Task -> Give every line below again, exactly.

Raw records

<<<<

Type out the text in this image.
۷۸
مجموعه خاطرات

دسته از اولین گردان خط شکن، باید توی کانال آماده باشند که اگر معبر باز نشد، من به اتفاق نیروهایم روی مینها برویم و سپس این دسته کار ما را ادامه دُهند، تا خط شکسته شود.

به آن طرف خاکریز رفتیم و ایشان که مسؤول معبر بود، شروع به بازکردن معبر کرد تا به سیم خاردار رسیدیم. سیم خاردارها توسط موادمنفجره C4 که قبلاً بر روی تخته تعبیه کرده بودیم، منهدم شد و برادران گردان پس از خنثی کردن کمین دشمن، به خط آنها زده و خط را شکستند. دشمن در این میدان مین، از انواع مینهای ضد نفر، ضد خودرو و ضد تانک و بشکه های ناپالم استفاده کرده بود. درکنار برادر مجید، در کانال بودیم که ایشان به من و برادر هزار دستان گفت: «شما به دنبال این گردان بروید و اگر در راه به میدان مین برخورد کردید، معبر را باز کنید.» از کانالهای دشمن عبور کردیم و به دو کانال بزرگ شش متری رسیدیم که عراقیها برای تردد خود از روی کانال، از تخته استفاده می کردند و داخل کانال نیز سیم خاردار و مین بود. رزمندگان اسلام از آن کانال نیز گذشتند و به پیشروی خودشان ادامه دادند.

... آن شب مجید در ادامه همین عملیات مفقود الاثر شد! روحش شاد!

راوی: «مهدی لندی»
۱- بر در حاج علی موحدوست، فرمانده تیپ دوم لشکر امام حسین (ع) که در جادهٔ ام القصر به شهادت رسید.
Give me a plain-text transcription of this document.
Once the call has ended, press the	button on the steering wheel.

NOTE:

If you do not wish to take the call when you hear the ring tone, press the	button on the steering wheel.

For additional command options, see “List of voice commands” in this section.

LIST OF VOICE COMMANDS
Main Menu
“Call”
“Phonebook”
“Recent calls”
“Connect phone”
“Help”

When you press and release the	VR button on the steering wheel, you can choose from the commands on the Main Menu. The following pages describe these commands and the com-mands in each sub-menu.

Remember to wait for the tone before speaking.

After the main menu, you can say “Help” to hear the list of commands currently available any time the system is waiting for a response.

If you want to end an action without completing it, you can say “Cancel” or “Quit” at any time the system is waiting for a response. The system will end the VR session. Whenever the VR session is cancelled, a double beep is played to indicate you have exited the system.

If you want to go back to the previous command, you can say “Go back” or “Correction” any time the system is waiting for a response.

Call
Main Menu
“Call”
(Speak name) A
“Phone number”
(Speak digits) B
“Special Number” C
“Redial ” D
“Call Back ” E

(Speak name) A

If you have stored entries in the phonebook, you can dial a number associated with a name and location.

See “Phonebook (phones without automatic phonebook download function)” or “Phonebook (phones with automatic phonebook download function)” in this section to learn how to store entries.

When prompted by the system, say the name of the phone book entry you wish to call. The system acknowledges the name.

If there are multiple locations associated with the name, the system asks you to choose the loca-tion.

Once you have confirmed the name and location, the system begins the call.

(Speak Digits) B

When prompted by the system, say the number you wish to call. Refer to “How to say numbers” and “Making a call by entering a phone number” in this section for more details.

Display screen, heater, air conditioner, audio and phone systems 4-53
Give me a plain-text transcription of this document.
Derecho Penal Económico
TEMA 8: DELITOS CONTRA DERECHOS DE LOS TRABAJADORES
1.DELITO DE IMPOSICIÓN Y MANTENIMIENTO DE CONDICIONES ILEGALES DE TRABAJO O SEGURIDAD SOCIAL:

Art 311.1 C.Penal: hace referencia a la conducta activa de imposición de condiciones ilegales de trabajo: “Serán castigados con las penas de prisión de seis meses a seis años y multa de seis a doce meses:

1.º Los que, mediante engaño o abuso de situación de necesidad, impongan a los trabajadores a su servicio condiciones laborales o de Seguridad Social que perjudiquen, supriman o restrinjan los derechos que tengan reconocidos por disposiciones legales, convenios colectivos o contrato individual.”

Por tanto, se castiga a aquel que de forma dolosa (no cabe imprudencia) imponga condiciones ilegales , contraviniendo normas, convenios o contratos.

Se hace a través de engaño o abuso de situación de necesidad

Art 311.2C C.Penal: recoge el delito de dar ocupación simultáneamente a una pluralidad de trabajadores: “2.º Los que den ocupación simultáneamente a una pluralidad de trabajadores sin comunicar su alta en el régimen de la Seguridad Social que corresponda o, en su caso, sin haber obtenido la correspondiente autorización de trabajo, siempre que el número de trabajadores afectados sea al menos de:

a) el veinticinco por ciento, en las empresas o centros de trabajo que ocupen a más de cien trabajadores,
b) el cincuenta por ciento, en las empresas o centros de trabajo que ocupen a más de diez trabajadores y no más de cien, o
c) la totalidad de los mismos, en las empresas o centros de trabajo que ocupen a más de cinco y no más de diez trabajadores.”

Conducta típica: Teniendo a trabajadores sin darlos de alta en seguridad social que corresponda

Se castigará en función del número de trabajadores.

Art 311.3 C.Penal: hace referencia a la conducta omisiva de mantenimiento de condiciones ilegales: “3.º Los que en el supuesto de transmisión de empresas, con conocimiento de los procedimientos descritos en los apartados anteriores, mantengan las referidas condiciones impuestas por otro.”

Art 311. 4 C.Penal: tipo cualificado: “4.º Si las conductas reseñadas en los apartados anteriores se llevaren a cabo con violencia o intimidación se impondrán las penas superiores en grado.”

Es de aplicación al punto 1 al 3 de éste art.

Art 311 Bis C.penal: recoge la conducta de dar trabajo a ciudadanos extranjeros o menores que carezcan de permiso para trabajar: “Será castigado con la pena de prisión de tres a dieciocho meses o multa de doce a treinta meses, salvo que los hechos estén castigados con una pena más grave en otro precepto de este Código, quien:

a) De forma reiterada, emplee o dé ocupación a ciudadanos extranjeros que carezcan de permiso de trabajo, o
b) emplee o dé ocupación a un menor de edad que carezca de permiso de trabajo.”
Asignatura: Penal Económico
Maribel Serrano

>>>>

Task response ->
Type out the text in this image.
۷۸
مجموعه خاطرات

دسته از اولین گردان خط شکن، باید توی کانال آماده باشند که اگر معبر باز نشد، من به اتفاق نیروهایم روی مینها برویم و سپس این دسته کار ما را ادامه دُهند، تا خط شکسته شود.

به آن طرف خاکریز رفتیم و ایشان که مسؤول معبر بود، شروع به بازکردن معبر کرد تا به سیم خاردار رسیدیم. سیم خاردارها توسط موادمنفجره C4 که قبلاً بر روی تخته تعبیه کرده بودیم، منهدم شد و برادران گردان پس از خنثی کردن کمین دشمن، به خط آنها زده و خط را شکستند. دشمن در این میدان مین، از انواع مینهای ضد نفر، ضد خودرو و ضد تانک و بشکه های ناپالم استفاده کرده بود. درکنار برادر مجید، در کانال بودیم که ایشان به من و برادر هزار دستان گفت: «شما به دنبال این گردان بروید و اگر در راه به میدان مین برخورد کردید، معبر را باز کنید.» از کانالهای دشمن عبور کردیم و به دو کانال بزرگ شش متری رسیدیم که عراقیها برای تردد خود از روی کانال، از تخته استفاده می کردند و داخل کانال نیز سیم خاردار و مین بود. رزمندگان اسلام از آن کانال نیز گذشتند و به پیشروی خودشان ادامه دادند.

... آن شب مجید در ادامه همین عملیات مفقود الاثر شد! روحش شاد!

راوی: «مهدی لندی»
۱- بر در حاج علی موحدوست، فرمانده تیپ دوم لشکر امام حسین (ع) که در جادهٔ ام القصر به شهادت رسید.
Give me a plain-text transcription of this document.
Once the call has ended, press the	button on the steering wheel.

NOTE:

If you do not wish to take the call when you hear the ring tone, press the	button on the steering wheel.

For additional command options, see “List of voice commands” in this section.

LIST OF VOICE COMMANDS
Main Menu
“Call”
“Phonebook”
“Recent calls”
“Connect phone”
“Help”

When you press and release the	VR button on the steering wheel, you can choose from the commands on the Main Menu. The following pages describe these commands and the com-mands in each sub-menu.

Remember to wait for the tone before speaking.

After the main menu, you can say “Help” to hear the list of commands currently available any time the system is waiting for a response.

If you want to end an action without completing it, you can say “Cancel” or “Quit” at any time the system is waiting for a response. The system will end the VR session. Whenever the VR session is cancelled, a double beep is played to indicate you have exited the system.

If you want to go back to the previous command, you can say “Go back” or “Correction” any time the system is waiting for a response.

Call
Main Menu
“Call”
(Speak name) A
“Phone number”
(Speak digits) B
“Special Number” C
“Redial ” D
“Call Back ” E

(Speak name) A

If you have stored entries in the phonebook, you can dial a number associated with a name and location.

See “Phonebook (phones without automatic phonebook download function)” or “Phonebook (phones with automatic phonebook download function)” in this section to learn how to store entries.

When prompted by the system, say the name of the phone book entry you wish to call. The system acknowledges the name.

If there are multiple locations associated with the name, the system asks you to choose the loca-tion.

Once you have confirmed the name and location, the system begins the call.

(Speak Digits) B

When prompted by the system, say the number you wish to call. Refer to “How to say numbers” and “Making a call by entering a phone number” in this section for more details.

Display screen, heater, air conditioner, audio and phone systems 4-53
Give me a plain-text transcription of this document.
Derecho Penal Económico
TEMA 8: DELITOS CONTRA DERECHOS DE LOS TRABAJADORES
1.DELITO DE IMPOSICIÓN Y MANTENIMIENTO DE CONDICIONES ILEGALES DE TRABAJO O SEGURIDAD SOCIAL:

Art 311.1 C.Penal: hace referencia a la conducta activa de imposición de condiciones ilegales de trabajo: “Serán castigados con las penas de prisión de seis meses a seis años y multa de seis a doce meses:

1.º Los que, mediante engaño o abuso de situación de necesidad, impongan a los trabajadores a su servicio condiciones laborales o de Seguridad Social que perjudiquen, supriman o restrinjan los derechos que tengan reconocidos por disposiciones legales, convenios colectivos o contrato individual.”

Por tanto, se castiga a aquel que de forma dolosa (no cabe imprudencia) imponga condiciones ilegales , contraviniendo normas, convenios o contratos.

Se hace a través de engaño o abuso de situación de necesidad

Art 311.2C C.Penal: recoge el delito de dar ocupación simultáneamente a una pluralidad de trabajadores: “2.º Los que den ocupación simultáneamente a una pluralidad de trabajadores sin comunicar su alta en el régimen de la Seguridad Social que corresponda o, en su caso, sin haber obtenido la correspondiente autorización de trabajo, siempre que el número de trabajadores afectados sea al menos de:

a) el veinticinco por ciento, en las empresas o centros de trabajo que ocupen a más de cien trabajadores,
b) el cincuenta por ciento, en las empresas o centros de trabajo que ocupen a más de diez trabajadores y no más de cien, o
c) la totalidad de los mismos, en las empresas o centros de trabajo que ocupen a más de cinco y no más de diez trabajadores.”

Conducta típica: Teniendo a trabajadores sin darlos de alta en seguridad social que corresponda

Se castigará en función del número de trabajadores.

Art 311.3 C.Penal: hace referencia a la conducta omisiva de mantenimiento de condiciones ilegales: “3.º Los que en el supuesto de transmisión de empresas, con conocimiento de los procedimientos descritos en los apartados anteriores, mantengan las referidas condiciones impuestas por otro.”

Art 311. 4 C.Penal: tipo cualificado: “4.º Si las conductas reseñadas en los apartados anteriores se llevaren a cabo con violencia o intimidación se impondrán las penas superiores en grado.”

Es de aplicación al punto 1 al 3 de éste art.

Art 311 Bis C.penal: recoge la conducta de dar trabajo a ciudadanos extranjeros o menores que carezcan de permiso para trabajar: “Será castigado con la pena de prisión de tres a dieciocho meses o multa de doce a treinta meses, salvo que los hechos estén castigados con una pena más grave en otro precepto de este Código, quien:

a) De forma reiterada, emplee o dé ocupación a ciudadanos extranjeros que carezcan de permiso de trabajo, o
b) emplee o dé ocupación a un menor de edad que carezca de permiso de trabajo.”
Asignatura: Penal Económico
Maribel Serrano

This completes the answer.